— start of Given data —

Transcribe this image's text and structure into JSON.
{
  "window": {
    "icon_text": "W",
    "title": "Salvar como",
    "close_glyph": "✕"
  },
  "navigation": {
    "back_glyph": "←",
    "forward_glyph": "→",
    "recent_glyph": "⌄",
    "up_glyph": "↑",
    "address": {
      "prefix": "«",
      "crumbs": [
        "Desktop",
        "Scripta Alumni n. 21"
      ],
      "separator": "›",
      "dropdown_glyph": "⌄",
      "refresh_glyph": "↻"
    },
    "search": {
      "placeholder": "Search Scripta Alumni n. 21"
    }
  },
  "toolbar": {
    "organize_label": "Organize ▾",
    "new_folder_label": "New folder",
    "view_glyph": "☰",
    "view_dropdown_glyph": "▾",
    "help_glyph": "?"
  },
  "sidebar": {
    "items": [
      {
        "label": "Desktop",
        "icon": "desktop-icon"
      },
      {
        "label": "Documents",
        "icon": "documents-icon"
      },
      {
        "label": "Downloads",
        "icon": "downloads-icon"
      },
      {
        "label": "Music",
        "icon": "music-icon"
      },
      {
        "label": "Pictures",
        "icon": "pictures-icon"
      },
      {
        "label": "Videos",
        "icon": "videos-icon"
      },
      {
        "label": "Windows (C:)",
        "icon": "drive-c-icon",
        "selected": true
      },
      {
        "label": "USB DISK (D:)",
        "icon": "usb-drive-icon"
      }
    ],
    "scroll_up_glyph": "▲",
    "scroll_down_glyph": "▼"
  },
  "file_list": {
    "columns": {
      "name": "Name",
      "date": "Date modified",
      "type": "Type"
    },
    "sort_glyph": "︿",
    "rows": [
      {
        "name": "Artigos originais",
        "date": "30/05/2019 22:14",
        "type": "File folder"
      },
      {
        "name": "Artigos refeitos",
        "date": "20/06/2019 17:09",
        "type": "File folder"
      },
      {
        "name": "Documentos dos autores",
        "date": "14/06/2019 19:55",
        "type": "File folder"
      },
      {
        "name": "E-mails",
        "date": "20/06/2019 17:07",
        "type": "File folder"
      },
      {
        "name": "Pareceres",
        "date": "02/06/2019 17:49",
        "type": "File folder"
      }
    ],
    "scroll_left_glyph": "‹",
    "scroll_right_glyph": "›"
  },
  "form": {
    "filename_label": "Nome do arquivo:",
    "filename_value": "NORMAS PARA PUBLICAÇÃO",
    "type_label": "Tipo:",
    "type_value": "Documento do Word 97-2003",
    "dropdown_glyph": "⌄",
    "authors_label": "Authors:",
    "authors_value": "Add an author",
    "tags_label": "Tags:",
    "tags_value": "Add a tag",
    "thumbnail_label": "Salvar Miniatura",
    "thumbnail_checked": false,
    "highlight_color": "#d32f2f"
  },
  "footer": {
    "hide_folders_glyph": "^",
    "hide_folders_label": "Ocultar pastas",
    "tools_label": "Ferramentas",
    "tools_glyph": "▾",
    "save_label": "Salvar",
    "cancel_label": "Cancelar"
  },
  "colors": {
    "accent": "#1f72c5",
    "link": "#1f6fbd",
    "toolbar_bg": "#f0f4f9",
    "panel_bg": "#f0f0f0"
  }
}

— end of Given data —

= Instructions to follow =
Repeat every entry exactly, please.

= In response =
Transcribe this image's text and structure into JSON.
{
  "window": {
    "icon_text": "W",
    "title": "Salvar como",
    "close_glyph": "✕"
  },
  "navigation": {
    "back_glyph": "←",
    "forward_glyph": "→",
    "recent_glyph": "⌄",
    "up_glyph": "↑",
    "address": {
      "prefix": "«",
      "crumbs": [
        "Desktop",
        "Scripta Alumni n. 21"
      ],
      "separator": "›",
      "dropdown_glyph": "⌄",
      "refresh_glyph": "↻"
    },
    "search": {
      "placeholder": "Search Scripta Alumni n. 21"
    }
  },
  "toolbar": {
    "organize_label": "Organize ▾",
    "new_folder_label": "New folder",
    "view_glyph": "☰",
    "view_dropdown_glyph": "▾",
    "help_glyph": "?"
  },
  "sidebar": {
    "items": [
      {
        "label": "Desktop",
        "icon": "desktop-icon"
      },
      {
        "label": "Documents",
        "icon": "documents-icon"
      },
      {
        "label": "Downloads",
        "icon": "downloads-icon"
      },
      {
        "label": "Music",
        "icon": "music-icon"
      },
      {
        "label": "Pictures",
        "icon": "pictures-icon"
      },
      {
        "label": "Videos",
        "icon": "videos-icon"
      },
      {
        "label": "Windows (C:)",
        "icon": "drive-c-icon",
        "selected": true
      },
      {
        "label": "USB DISK (D:)",
        "icon": "usb-drive-icon"
      }
    ],
    "scroll_up_glyph": "▲",
    "scroll_down_glyph": "▼"
  },
  "file_list": {
    "columns": {
      "name": "Name",
      "date": "Date modified",
      "type": "Type"
    },
    "sort_glyph": "︿",
    "rows": [
      {
        "name": "Artigos originais",
        "date": "30/05/2019 22:14",
        "type": "File folder"
      },
      {
        "name": "Artigos refeitos",
        "date": "20/06/2019 17:09",
        "type": "File folder"
      },
      {
        "name": "Documentos dos autores",
        "date": "14/06/2019 19:55",
        "type": "File folder"
      },
      {
        "name": "E-mails",
        "date": "20/06/2019 17:07",
        "type": "File folder"
      },
      {
        "name": "Pareceres",
        "date": "02/06/2019 17:49",
        "type": "File folder"
      }
    ],
    "scroll_left_glyph": "‹",
    "scroll_right_glyph": "›"
  },
  "form": {
    "filename_label": "Nome do arquivo:",
    "filename_value": "NORMAS PARA PUBLICAÇÃO",
    "type_label": "Tipo:",
    "type_value": "Documento do Word 97-2003",
    "dropdown_glyph": "⌄",
    "authors_label": "Authors:",
    "authors_value": "Add an author",
    "tags_label": "Tags:",
    "tags_value": "Add a tag",
    "thumbnail_label": "Salvar Miniatura",
    "thumbnail_checked": false,
    "highlight_color": "#d32f2f"
  },
  "footer": {
    "hide_folders_glyph": "^",
    "hide_folders_label": "Ocultar pastas",
    "tools_label": "Ferramentas",
    "tools_glyph": "▾",
    "save_label": "Salvar",
    "cancel_label": "Cancelar"
  },
  "colors": {
    "accent": "#1f72c5",
    "link": "#1f6fbd",
    "toolbar_bg": "#f0f4f9",
    "panel_bg": "#f0f0f0"
  }
}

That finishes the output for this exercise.